Task requirements. Pick out the lines below that include the string "InspectionWellInfoServiceImpl".

○ ○ ○ ○

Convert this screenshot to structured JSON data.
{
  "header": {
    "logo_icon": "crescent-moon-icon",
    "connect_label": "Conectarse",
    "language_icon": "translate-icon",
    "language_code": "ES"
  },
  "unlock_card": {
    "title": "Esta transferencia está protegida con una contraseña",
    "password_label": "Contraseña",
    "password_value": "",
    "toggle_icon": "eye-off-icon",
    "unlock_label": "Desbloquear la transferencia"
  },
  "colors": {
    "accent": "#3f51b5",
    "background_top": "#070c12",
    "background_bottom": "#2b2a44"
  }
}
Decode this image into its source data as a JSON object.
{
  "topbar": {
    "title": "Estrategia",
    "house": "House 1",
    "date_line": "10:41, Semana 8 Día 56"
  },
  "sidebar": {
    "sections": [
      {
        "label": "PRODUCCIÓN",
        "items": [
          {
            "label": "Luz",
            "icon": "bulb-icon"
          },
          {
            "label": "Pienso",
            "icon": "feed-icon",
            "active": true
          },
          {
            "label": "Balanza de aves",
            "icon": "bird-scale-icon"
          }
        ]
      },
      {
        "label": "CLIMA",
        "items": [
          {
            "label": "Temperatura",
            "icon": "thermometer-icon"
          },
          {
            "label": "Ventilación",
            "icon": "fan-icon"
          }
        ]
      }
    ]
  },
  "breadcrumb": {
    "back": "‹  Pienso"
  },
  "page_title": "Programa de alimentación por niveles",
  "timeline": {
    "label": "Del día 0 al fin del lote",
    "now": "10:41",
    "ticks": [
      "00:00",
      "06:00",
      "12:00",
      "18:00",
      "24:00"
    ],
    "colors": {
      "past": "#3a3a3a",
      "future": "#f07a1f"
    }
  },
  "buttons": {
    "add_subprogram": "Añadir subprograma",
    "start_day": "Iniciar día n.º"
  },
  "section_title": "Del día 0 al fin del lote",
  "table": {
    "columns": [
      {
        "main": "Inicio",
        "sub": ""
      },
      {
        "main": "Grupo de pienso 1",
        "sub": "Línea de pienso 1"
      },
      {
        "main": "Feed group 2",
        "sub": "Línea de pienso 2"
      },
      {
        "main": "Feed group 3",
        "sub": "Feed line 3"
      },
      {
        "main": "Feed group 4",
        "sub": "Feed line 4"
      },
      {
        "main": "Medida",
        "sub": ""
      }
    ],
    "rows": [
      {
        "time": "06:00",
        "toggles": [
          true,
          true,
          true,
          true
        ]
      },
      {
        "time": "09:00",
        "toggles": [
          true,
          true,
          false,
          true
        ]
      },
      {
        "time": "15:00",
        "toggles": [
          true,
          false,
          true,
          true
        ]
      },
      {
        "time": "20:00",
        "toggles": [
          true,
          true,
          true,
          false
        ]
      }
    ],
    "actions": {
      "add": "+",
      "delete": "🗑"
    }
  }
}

○ ○ ○ ○

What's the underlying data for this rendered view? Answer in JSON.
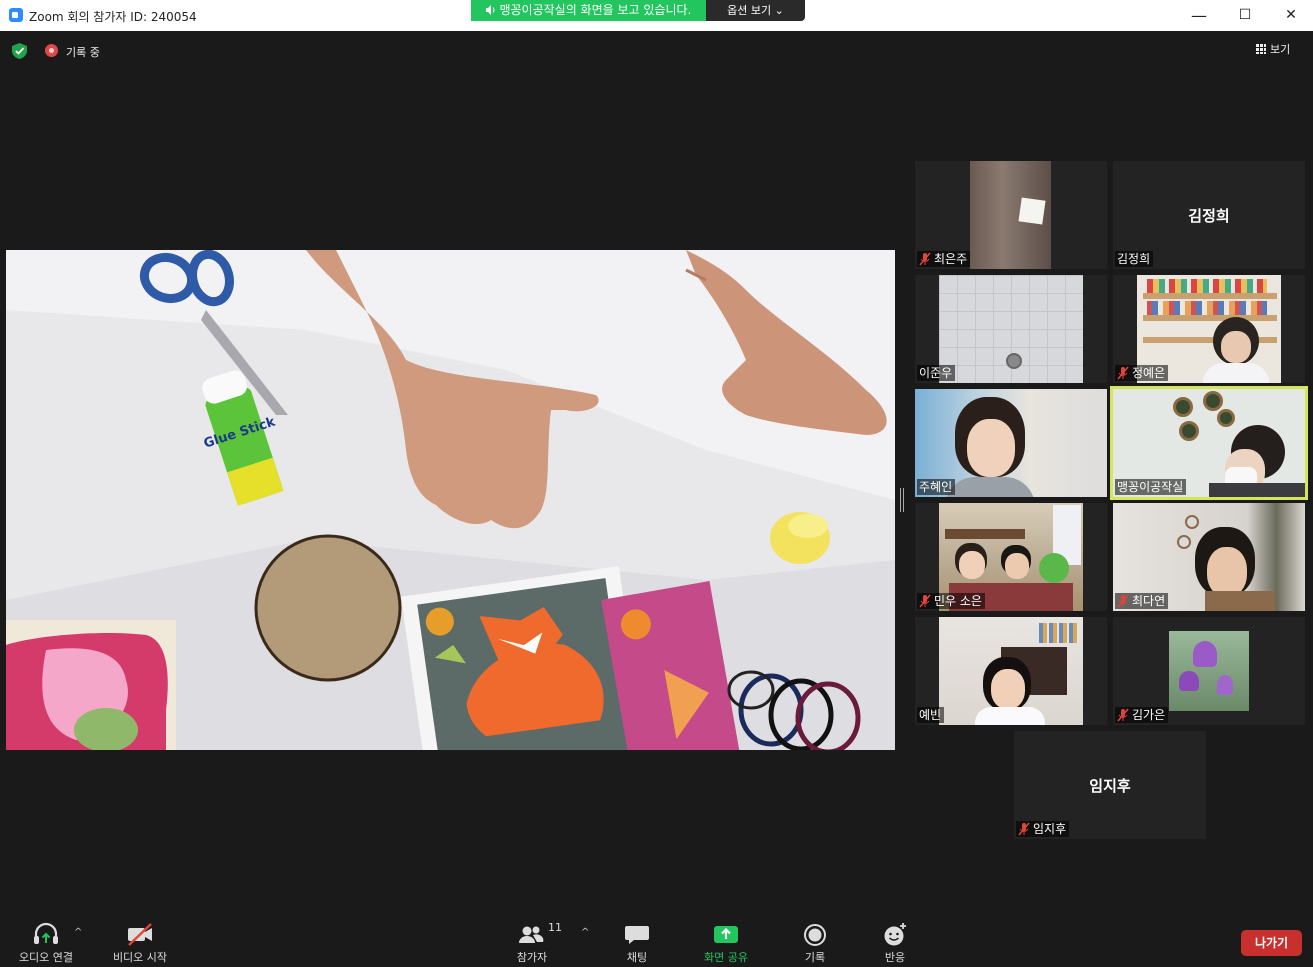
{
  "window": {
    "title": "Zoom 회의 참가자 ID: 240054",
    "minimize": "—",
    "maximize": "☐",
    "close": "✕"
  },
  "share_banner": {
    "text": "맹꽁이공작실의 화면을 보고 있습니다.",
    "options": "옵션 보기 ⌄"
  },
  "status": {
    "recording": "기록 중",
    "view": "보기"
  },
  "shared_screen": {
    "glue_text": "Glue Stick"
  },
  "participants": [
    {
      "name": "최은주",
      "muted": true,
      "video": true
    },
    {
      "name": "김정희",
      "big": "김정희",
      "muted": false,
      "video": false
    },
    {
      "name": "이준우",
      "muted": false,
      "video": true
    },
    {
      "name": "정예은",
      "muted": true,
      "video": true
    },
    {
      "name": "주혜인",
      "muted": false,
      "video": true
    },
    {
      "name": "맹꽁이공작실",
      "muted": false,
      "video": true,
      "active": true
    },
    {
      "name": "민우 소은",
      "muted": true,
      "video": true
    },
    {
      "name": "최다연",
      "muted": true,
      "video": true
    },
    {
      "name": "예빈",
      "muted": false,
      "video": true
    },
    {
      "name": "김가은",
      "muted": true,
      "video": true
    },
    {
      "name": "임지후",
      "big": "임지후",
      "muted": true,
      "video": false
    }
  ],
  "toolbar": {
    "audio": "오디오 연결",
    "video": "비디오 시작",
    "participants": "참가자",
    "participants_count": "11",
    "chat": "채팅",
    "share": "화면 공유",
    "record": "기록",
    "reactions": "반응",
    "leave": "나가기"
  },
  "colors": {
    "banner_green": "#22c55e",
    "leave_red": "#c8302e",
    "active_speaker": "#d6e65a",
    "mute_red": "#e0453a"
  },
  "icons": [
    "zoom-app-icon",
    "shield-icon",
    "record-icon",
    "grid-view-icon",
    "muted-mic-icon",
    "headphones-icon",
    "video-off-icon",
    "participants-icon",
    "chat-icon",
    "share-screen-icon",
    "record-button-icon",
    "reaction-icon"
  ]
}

○ ○ ○ ○

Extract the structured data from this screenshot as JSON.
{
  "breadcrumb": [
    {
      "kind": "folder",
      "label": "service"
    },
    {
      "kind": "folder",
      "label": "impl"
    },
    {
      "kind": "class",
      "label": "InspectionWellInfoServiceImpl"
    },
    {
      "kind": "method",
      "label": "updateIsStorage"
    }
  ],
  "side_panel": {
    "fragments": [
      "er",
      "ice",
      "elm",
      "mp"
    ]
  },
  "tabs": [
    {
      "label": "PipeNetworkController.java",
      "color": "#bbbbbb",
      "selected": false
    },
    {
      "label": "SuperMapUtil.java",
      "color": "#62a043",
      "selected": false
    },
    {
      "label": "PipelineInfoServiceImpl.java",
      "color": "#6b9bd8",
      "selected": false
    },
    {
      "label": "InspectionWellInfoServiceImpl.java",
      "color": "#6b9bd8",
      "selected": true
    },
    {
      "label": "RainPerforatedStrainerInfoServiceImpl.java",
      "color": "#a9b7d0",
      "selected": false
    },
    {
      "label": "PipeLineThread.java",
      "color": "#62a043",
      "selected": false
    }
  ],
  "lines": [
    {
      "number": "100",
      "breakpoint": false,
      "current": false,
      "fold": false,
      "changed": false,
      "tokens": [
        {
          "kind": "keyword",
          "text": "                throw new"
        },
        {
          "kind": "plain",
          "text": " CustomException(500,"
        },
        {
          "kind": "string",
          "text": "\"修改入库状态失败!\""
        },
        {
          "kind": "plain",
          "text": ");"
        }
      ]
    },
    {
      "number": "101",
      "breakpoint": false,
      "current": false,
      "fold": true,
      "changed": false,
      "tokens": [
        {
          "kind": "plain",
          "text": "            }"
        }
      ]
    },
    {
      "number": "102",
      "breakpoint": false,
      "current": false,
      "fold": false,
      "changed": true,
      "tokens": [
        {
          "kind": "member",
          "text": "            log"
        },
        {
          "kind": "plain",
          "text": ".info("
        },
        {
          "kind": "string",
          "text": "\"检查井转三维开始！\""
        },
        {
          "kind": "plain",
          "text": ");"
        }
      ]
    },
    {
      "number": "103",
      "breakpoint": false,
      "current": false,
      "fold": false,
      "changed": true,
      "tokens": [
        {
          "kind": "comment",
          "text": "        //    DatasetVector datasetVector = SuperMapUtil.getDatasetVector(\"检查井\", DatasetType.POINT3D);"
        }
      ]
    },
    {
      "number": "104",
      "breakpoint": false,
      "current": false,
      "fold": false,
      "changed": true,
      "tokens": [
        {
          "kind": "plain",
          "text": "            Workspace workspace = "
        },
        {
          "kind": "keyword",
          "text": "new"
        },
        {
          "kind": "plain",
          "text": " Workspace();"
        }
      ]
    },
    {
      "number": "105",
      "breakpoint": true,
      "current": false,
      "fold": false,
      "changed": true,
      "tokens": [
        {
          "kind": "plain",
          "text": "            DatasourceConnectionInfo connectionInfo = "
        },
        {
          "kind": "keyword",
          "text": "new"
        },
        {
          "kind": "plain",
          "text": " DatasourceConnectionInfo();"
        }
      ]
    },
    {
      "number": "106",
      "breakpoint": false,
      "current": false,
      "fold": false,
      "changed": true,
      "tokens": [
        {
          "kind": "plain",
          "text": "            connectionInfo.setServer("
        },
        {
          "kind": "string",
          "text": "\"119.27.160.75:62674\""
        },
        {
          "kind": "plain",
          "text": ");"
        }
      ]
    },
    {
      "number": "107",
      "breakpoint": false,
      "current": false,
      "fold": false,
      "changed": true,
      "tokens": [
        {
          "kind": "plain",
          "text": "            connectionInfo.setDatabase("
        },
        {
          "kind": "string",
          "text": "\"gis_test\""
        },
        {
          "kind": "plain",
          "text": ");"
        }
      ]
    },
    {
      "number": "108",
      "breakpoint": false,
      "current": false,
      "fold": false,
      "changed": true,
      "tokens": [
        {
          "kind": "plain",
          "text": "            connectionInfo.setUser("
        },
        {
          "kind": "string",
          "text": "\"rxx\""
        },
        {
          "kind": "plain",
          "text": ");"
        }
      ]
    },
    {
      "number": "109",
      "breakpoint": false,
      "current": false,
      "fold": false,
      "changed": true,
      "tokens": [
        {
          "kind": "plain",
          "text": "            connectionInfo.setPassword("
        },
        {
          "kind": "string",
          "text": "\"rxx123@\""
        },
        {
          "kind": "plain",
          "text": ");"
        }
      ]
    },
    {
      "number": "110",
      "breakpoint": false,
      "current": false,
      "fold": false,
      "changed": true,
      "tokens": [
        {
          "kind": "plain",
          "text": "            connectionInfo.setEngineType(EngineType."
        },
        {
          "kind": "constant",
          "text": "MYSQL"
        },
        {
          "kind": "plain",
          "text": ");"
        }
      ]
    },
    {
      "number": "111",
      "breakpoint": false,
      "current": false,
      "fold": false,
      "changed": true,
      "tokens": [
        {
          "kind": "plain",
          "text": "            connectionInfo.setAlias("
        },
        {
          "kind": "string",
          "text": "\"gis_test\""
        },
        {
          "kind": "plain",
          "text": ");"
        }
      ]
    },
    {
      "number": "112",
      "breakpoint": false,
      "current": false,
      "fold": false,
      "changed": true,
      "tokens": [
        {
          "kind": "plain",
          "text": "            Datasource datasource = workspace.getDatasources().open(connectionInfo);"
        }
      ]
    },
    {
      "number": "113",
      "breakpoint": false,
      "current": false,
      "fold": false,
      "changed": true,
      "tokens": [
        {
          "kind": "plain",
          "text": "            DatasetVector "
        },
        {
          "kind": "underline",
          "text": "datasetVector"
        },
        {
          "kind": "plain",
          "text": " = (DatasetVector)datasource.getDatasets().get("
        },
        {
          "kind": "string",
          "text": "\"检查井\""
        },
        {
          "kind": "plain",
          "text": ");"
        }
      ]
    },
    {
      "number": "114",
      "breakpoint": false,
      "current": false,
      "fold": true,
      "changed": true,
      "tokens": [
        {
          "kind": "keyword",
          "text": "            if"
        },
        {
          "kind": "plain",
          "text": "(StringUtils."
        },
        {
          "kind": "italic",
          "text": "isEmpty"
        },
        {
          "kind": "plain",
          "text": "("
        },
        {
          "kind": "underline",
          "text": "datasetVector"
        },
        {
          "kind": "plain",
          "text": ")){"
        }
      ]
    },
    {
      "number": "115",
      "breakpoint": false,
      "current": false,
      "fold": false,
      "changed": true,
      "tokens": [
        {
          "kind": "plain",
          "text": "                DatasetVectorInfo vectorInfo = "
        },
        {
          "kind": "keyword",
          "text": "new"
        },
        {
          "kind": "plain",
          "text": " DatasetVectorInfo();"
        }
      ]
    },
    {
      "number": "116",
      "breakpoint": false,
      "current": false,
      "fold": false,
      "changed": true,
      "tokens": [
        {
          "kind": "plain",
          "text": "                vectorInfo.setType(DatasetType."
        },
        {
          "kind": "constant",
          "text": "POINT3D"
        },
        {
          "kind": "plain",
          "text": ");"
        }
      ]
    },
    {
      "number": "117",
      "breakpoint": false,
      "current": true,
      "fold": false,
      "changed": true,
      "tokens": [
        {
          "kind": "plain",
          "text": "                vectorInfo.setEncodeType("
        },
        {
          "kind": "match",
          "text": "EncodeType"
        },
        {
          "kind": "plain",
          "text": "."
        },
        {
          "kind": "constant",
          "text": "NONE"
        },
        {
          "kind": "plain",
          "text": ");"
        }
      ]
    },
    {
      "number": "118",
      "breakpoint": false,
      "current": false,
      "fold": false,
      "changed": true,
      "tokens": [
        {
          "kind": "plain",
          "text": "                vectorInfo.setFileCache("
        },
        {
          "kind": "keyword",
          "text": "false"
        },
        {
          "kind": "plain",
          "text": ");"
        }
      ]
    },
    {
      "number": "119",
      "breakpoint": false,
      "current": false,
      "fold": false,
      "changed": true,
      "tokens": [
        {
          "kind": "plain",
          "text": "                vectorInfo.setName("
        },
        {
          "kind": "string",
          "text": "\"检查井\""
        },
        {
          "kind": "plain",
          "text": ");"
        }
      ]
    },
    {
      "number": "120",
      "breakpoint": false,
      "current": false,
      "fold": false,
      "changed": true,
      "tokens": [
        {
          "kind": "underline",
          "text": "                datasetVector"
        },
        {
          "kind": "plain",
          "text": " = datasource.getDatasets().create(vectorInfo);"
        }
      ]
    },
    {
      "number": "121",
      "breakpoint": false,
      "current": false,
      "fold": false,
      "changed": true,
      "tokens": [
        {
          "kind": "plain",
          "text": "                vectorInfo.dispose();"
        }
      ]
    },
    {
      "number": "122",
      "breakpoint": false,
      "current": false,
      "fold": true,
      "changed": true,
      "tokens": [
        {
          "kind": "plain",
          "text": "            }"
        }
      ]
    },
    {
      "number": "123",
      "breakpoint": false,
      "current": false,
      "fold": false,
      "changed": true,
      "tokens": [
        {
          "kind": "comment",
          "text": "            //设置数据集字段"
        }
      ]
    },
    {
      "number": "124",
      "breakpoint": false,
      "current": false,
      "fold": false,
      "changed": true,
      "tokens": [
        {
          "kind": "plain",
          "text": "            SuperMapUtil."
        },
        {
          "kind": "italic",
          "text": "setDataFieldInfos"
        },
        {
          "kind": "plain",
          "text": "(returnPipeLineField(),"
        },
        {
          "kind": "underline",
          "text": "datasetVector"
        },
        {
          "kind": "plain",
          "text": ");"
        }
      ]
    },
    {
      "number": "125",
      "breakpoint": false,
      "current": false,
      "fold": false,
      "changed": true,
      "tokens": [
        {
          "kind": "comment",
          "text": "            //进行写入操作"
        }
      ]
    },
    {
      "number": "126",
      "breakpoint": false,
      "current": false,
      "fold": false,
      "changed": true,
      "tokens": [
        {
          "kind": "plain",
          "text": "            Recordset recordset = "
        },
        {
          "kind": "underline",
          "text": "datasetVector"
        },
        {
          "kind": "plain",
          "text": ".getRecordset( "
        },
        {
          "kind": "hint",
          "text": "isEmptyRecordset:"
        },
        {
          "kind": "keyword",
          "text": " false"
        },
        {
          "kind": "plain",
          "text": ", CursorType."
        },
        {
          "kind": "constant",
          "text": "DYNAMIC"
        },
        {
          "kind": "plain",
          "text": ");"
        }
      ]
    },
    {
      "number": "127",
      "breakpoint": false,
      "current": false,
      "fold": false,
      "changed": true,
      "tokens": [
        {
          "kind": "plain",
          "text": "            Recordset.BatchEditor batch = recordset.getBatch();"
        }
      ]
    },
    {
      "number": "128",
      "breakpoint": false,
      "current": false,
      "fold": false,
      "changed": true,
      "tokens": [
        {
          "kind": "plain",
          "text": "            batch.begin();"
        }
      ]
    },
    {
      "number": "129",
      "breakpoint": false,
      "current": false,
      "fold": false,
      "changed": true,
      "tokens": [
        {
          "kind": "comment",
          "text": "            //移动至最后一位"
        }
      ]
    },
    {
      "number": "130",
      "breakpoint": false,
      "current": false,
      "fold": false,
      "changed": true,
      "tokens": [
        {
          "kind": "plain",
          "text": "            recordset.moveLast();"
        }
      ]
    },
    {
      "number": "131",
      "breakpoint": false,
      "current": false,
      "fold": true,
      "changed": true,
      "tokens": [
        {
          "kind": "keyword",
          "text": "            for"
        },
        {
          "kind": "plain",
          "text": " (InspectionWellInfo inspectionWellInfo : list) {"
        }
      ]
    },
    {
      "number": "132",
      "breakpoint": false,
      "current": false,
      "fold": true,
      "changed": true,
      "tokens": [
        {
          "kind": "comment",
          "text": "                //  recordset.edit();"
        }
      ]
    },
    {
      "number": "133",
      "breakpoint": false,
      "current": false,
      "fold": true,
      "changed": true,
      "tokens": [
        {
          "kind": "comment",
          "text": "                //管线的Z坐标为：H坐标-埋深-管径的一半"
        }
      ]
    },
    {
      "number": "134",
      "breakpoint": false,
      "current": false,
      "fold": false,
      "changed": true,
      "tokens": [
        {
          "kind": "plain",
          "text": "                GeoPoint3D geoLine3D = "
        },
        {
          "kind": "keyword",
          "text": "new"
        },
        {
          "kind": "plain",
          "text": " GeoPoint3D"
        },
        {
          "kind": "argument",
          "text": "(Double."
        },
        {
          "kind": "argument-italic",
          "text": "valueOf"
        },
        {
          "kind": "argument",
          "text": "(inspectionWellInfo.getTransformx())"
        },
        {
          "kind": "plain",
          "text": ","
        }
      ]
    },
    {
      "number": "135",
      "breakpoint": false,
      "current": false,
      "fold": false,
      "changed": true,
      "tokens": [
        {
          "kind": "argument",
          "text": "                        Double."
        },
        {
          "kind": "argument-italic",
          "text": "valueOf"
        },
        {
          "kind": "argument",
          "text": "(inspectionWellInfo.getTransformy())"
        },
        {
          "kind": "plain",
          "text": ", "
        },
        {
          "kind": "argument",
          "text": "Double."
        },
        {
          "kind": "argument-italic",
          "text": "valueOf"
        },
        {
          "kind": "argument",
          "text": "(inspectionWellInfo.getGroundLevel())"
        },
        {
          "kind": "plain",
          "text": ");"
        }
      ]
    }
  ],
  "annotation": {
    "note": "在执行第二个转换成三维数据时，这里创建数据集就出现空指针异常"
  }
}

○ ○ ○ ○

Written response.
      "label": "InspectionWellInfoServiceImpl"
      "label": "InspectionWellInfoServiceImpl.java",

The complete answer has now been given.